*SET TASK:* Identify and pull out each line of the entries in which "computers" occurs.

*RECORDS SHOWN:*
========
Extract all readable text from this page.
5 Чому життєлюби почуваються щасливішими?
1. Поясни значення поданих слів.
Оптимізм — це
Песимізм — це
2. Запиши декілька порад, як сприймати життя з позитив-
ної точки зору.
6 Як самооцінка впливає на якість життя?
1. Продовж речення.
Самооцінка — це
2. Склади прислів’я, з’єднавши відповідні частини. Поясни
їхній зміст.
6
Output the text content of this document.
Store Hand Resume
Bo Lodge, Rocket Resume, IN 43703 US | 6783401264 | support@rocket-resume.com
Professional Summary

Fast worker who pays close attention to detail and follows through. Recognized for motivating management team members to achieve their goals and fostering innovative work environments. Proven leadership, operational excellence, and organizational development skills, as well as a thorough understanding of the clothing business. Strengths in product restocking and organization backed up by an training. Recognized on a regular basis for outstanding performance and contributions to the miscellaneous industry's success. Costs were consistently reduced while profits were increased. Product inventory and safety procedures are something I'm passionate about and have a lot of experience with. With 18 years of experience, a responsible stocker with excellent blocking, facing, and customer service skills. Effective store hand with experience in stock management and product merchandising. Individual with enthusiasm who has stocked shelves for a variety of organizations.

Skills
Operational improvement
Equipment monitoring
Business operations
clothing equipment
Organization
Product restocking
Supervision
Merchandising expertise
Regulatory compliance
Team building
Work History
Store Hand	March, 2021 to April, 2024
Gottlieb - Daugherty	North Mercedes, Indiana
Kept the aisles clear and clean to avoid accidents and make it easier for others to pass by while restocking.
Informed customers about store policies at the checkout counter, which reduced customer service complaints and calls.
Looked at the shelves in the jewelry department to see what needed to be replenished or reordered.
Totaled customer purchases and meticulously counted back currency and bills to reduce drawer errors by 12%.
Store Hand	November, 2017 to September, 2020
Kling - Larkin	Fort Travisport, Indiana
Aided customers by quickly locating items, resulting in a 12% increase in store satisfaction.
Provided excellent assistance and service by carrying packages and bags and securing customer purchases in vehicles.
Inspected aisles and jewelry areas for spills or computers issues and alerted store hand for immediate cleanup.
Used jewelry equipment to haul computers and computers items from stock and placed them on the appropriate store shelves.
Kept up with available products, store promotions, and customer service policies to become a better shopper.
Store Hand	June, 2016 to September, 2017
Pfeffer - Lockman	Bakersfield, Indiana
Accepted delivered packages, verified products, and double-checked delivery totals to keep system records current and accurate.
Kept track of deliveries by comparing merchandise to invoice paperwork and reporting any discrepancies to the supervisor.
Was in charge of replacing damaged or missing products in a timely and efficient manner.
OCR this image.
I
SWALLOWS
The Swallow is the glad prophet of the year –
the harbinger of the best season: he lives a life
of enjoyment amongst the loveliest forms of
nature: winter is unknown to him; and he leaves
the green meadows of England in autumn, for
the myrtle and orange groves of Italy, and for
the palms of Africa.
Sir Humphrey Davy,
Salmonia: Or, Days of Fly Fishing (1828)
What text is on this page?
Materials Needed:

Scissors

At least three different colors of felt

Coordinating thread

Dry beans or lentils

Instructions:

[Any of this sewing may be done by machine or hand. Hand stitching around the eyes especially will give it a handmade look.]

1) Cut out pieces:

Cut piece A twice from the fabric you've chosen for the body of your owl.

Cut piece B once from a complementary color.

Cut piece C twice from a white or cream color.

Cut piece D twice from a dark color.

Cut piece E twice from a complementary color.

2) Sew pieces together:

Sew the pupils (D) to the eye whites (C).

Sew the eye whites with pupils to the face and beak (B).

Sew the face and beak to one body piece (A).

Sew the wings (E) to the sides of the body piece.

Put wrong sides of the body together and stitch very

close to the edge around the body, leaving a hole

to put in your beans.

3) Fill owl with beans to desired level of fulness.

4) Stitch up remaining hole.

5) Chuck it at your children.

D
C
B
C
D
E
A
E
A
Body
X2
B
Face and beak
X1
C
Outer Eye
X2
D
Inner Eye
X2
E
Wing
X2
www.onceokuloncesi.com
========
*RESPONSE TO THE TASK:*
Inspected aisles and jewelry areas for spills or computers issues and alerted store hand for immediate cleanup.
Used jewelry equipment to haul computers and computers items from stock and placed them on the appropriate store shelves.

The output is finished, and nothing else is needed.